▸ **EXERCISE DETAILS**
Pick every line with "noise" from the material below.
>> Start
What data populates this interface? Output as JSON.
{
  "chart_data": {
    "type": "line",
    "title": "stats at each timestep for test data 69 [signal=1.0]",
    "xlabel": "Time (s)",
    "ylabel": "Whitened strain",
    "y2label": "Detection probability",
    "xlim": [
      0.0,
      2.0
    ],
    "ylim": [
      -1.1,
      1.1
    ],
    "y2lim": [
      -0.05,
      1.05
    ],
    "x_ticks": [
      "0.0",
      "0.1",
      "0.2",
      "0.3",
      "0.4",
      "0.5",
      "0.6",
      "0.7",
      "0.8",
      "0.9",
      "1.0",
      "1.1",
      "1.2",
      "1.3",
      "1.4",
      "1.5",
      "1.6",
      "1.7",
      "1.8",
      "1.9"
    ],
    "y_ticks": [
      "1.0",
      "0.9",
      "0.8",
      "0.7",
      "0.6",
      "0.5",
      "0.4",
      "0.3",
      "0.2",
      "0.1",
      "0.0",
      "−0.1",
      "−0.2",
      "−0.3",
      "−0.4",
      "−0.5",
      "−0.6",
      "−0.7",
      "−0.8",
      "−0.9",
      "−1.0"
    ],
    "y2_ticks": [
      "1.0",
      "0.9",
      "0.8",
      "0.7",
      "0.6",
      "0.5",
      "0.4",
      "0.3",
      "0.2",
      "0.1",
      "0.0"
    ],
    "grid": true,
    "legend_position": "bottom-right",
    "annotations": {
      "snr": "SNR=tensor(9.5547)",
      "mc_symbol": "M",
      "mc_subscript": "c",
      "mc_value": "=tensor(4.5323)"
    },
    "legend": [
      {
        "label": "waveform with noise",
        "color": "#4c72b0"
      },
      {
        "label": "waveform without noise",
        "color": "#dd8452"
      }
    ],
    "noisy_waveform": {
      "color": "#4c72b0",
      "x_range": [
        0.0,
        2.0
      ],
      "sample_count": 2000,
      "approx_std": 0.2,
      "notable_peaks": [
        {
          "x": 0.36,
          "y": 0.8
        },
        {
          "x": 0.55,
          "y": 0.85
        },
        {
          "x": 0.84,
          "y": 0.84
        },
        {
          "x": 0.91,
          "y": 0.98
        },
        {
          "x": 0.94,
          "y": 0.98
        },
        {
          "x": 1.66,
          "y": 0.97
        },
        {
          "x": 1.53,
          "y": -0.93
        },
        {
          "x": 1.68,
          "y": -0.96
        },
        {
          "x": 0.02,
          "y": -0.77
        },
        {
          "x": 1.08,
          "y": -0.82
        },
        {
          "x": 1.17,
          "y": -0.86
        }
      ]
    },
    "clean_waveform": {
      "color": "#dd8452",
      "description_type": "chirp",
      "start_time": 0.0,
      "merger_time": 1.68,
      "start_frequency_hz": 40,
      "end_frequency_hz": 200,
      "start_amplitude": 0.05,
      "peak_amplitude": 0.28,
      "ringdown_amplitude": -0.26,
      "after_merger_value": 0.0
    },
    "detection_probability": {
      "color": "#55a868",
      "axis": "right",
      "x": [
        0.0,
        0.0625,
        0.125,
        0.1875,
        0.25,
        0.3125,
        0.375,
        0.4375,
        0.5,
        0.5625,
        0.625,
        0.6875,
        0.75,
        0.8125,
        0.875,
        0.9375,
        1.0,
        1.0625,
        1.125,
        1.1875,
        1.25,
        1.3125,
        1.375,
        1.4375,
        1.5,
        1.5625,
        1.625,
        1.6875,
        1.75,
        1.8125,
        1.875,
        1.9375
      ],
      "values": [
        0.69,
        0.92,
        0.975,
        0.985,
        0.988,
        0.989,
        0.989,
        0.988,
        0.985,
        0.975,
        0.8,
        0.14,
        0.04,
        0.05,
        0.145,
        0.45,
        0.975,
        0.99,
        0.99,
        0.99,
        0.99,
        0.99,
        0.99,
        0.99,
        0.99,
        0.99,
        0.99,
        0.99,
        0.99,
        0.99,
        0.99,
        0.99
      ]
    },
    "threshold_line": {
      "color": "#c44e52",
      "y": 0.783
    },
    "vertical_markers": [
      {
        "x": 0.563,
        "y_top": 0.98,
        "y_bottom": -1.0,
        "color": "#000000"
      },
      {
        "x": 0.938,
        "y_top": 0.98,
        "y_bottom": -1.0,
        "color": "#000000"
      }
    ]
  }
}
>> End
▸ **FULL RESPONSE**
        "label": "waveform with noise",
        "label": "waveform without noise",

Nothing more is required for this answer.